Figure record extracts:
#####
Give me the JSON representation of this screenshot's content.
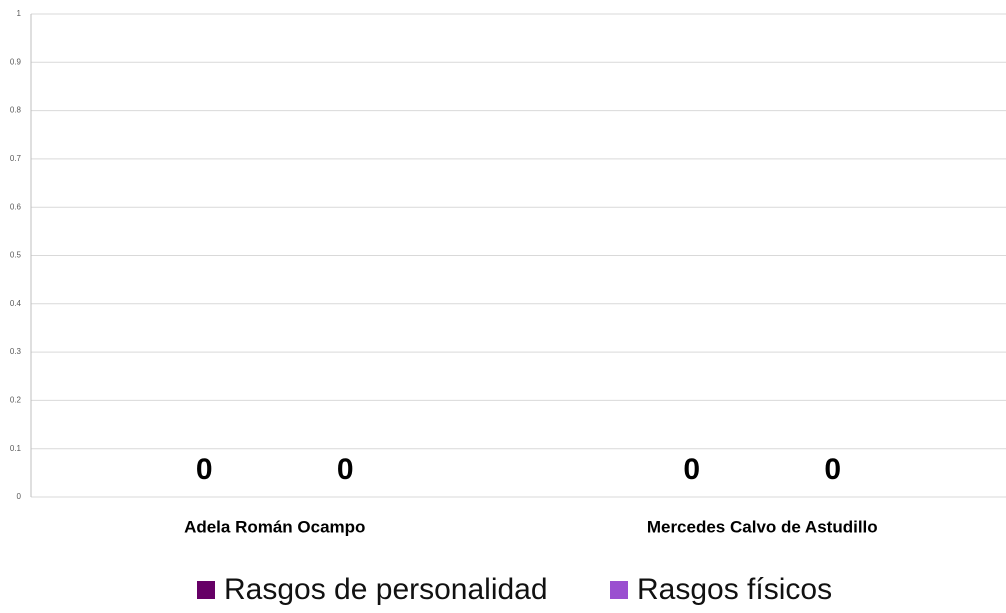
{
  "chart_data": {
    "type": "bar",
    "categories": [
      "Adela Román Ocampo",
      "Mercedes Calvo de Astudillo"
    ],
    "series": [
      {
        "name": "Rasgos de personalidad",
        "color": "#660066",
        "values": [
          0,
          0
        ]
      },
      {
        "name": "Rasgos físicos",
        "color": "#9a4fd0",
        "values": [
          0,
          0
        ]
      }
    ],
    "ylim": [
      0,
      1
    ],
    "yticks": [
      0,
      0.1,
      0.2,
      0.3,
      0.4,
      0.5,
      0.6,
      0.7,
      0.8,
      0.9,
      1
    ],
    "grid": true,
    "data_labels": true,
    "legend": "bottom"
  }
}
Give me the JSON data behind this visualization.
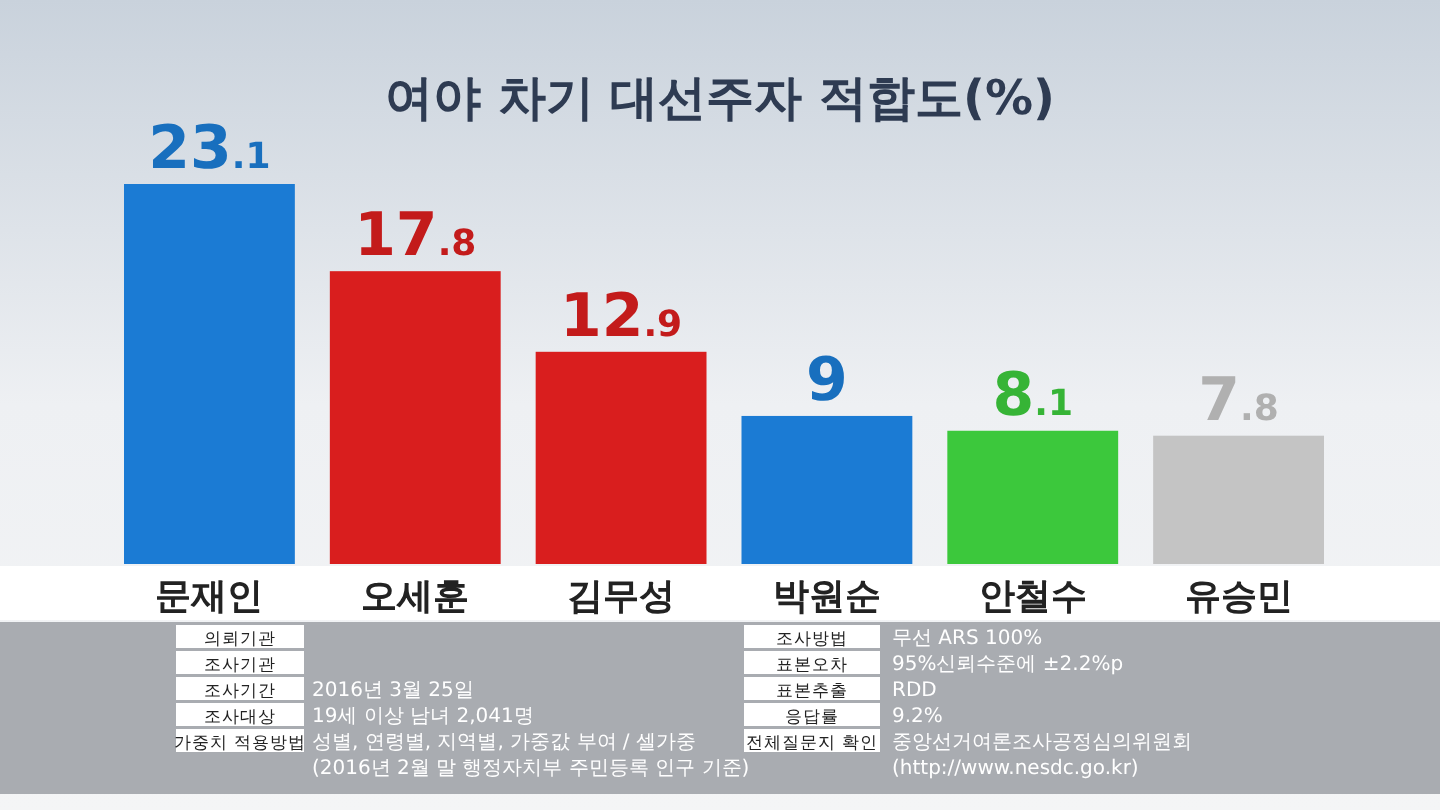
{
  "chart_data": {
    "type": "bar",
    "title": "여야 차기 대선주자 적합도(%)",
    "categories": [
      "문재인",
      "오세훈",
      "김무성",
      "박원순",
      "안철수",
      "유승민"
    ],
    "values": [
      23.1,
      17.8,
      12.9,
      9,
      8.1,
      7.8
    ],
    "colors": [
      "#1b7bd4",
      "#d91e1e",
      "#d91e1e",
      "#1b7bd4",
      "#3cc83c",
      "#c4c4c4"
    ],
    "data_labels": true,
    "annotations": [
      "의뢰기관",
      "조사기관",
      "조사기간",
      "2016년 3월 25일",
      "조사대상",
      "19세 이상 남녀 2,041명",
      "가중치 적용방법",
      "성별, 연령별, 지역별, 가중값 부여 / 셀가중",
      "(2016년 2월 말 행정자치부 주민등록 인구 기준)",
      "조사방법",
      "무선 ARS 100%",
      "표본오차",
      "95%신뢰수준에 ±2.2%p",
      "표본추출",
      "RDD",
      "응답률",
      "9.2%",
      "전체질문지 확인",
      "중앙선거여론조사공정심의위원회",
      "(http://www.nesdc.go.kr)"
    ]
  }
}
#####
• OBJECTIVE:
Copy each line exactly, and leave the pictures out of your copy.

• ANSWER TO THIS EXERCISE:
Give me the JSON representation of this screenshot's content.
{
  "chart_data": {
    "type": "bar",
    "categories": [
      "Adela Román Ocampo",
      "Mercedes Calvo de Astudillo"
    ],
    "series": [
      {
        "name": "Rasgos de personalidad",
        "color": "#660066",
        "values": [
          0,
          0
        ]
      },
      {
        "name": "Rasgos físicos",
        "color": "#9a4fd0",
        "values": [
          0,
          0
        ]
      }
    ],
    "ylim": [
      0,
      1
    ],
    "yticks": [
      0,
      0.1,
      0.2,
      0.3,
      0.4,
      0.5,
      0.6,
      0.7,
      0.8,
      0.9,
      1
    ],
    "grid": true,
    "data_labels": true,
    "legend": "bottom"
  }
}
Give me the JSON data behind this visualization.
{
  "chart_data": {
    "type": "bar",
    "title": "여야 차기 대선주자 적합도(%)",
    "categories": [
      "문재인",
      "오세훈",
      "김무성",
      "박원순",
      "안철수",
      "유승민"
    ],
    "values": [
      23.1,
      17.8,
      12.9,
      9,
      8.1,
      7.8
    ],
    "colors": [
      "#1b7bd4",
      "#d91e1e",
      "#d91e1e",
      "#1b7bd4",
      "#3cc83c",
      "#c4c4c4"
    ],
    "data_labels": true,
    "annotations": [
      "의뢰기관",
      "조사기관",
      "조사기간",
      "2016년 3월 25일",
      "조사대상",
      "19세 이상 남녀 2,041명",
      "가중치 적용방법",
      "성별, 연령별, 지역별, 가중값 부여 / 셀가중",
      "(2016년 2월 말 행정자치부 주민등록 인구 기준)",
      "조사방법",
      "무선 ARS 100%",
      "표본오차",
      "95%신뢰수준에 ±2.2%p",
      "표본추출",
      "RDD",
      "응답률",
      "9.2%",
      "전체질문지 확인",
      "중앙선거여론조사공정심의위원회",
      "(http://www.nesdc.go.kr)"
    ]
  }
}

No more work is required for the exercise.